◆ Stated exercise: Copy out the material below in full, but not its images.

◆ Recorded information:
··········
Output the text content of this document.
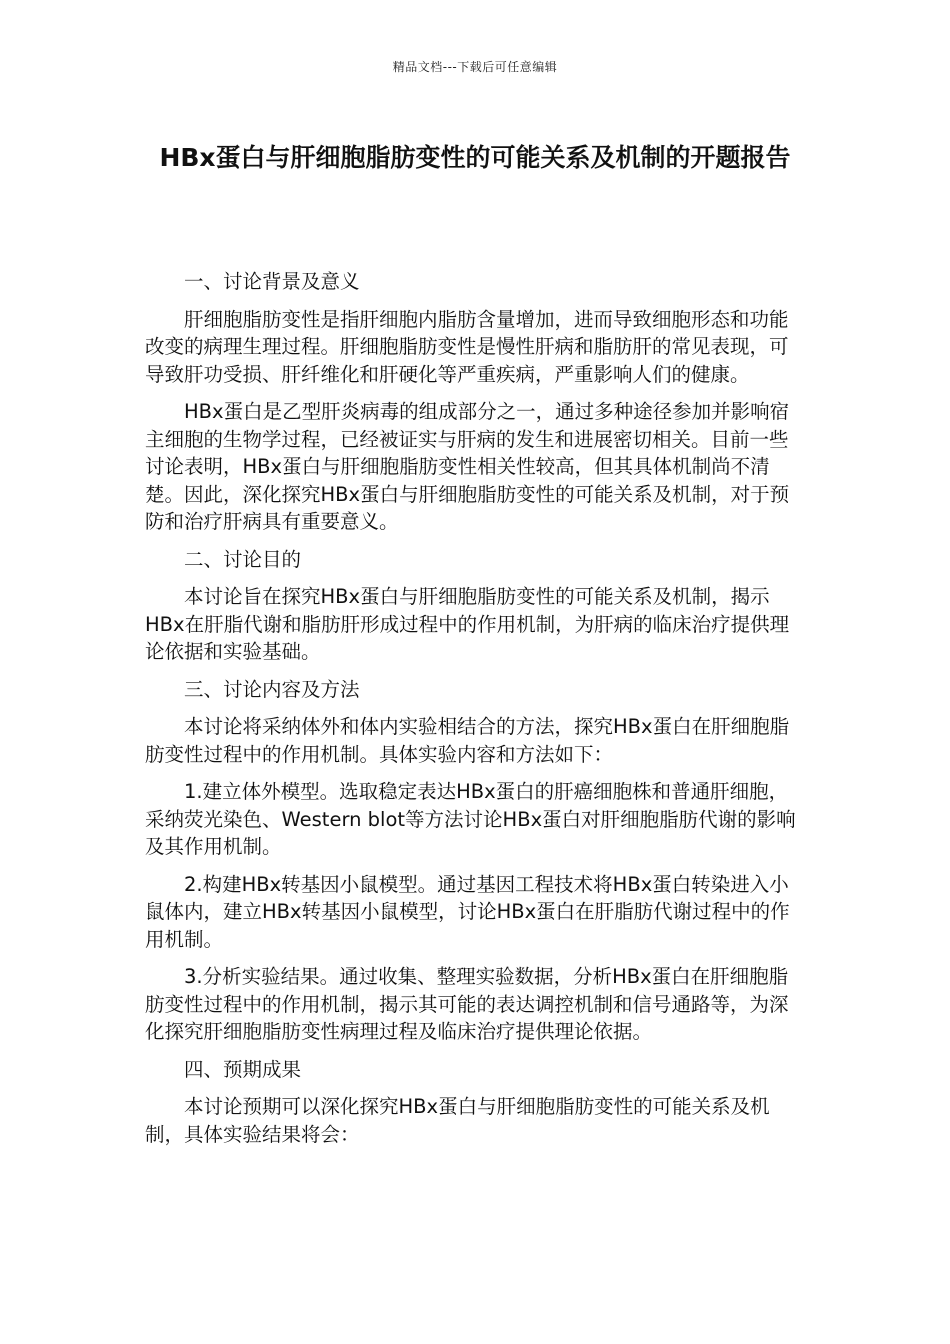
精品文档---下载后可任意编辑
HBx蛋白与肝细胞脂肪变性的可能关系及机制的开题报告

一、讨论背景及意义

肝细胞脂肪变性是指肝细胞内脂肪含量增加，进而导致细胞形态和功能改变的病理生理过程。肝细胞脂肪变性是慢性肝病和脂肪肝的常见表现，可导致肝功受损、肝纤维化和肝硬化等严重疾病，严重影响人们的健康。

HBx蛋白是乙型肝炎病毒的组成部分之一，通过多种途径参加并影响宿主细胞的生物学过程，已经被证实与肝病的发生和进展密切相关。目前一些讨论表明，HBx蛋白与肝细胞脂肪变性相关性较高，但其具体机制尚不清楚。因此，深化探究HBx蛋白与肝细胞脂肪变性的可能关系及机制，对于预防和治疗肝病具有重要意义。

二、讨论目的

本讨论旨在探究HBx蛋白与肝细胞脂肪变性的可能关系及机制，揭示HBx在肝脂代谢和脂肪肝形成过程中的作用机制，为肝病的临床治疗提供理论依据和实验基础。

三、讨论内容及方法

本讨论将采纳体外和体内实验相结合的方法，探究HBx蛋白在肝细胞脂肪变性过程中的作用机制。具体实验内容和方法如下：

1.建立体外模型。选取稳定表达HBx蛋白的肝癌细胞株和普通肝细胞，采纳荧光染色、Western blot等方法讨论HBx蛋白对肝细胞脂肪代谢的影响及其作用机制。

2.构建HBx转基因小鼠模型。通过基因工程技术将HBx蛋白转染进入小鼠体内，建立HBx转基因小鼠模型，讨论HBx蛋白在肝脂肪代谢过程中的作用机制。

3.分析实验结果。通过收集、整理实验数据，分析HBx蛋白在肝细胞脂肪变性过程中的作用机制，揭示其可能的表达调控机制和信号通路等，为深化探究肝细胞脂肪变性病理过程及临床治疗提供理论依据。

四、预期成果

本讨论预期可以深化探究HBx蛋白与肝细胞脂肪变性的可能关系及机制，具体实验结果将会：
··········
◆ Expected answer:
Output the text content of this document.
精品文档---下载后可任意编辑
HBx蛋白与肝细胞脂肪变性的可能关系及机制的开题报告

一、讨论背景及意义

肝细胞脂肪变性是指肝细胞内脂肪含量增加，进而导致细胞形态和功能改变的病理生理过程。肝细胞脂肪变性是慢性肝病和脂肪肝的常见表现，可导致肝功受损、肝纤维化和肝硬化等严重疾病，严重影响人们的健康。

HBx蛋白是乙型肝炎病毒的组成部分之一，通过多种途径参加并影响宿主细胞的生物学过程，已经被证实与肝病的发生和进展密切相关。目前一些讨论表明，HBx蛋白与肝细胞脂肪变性相关性较高，但其具体机制尚不清楚。因此，深化探究HBx蛋白与肝细胞脂肪变性的可能关系及机制，对于预防和治疗肝病具有重要意义。

二、讨论目的

本讨论旨在探究HBx蛋白与肝细胞脂肪变性的可能关系及机制，揭示HBx在肝脂代谢和脂肪肝形成过程中的作用机制，为肝病的临床治疗提供理论依据和实验基础。

三、讨论内容及方法

本讨论将采纳体外和体内实验相结合的方法，探究HBx蛋白在肝细胞脂肪变性过程中的作用机制。具体实验内容和方法如下：

1.建立体外模型。选取稳定表达HBx蛋白的肝癌细胞株和普通肝细胞，采纳荧光染色、Western blot等方法讨论HBx蛋白对肝细胞脂肪代谢的影响及其作用机制。

2.构建HBx转基因小鼠模型。通过基因工程技术将HBx蛋白转染进入小鼠体内，建立HBx转基因小鼠模型，讨论HBx蛋白在肝脂肪代谢过程中的作用机制。

3.分析实验结果。通过收集、整理实验数据，分析HBx蛋白在肝细胞脂肪变性过程中的作用机制，揭示其可能的表达调控机制和信号通路等，为深化探究肝细胞脂肪变性病理过程及临床治疗提供理论依据。

四、预期成果

本讨论预期可以深化探究HBx蛋白与肝细胞脂肪变性的可能关系及机制，具体实验结果将会：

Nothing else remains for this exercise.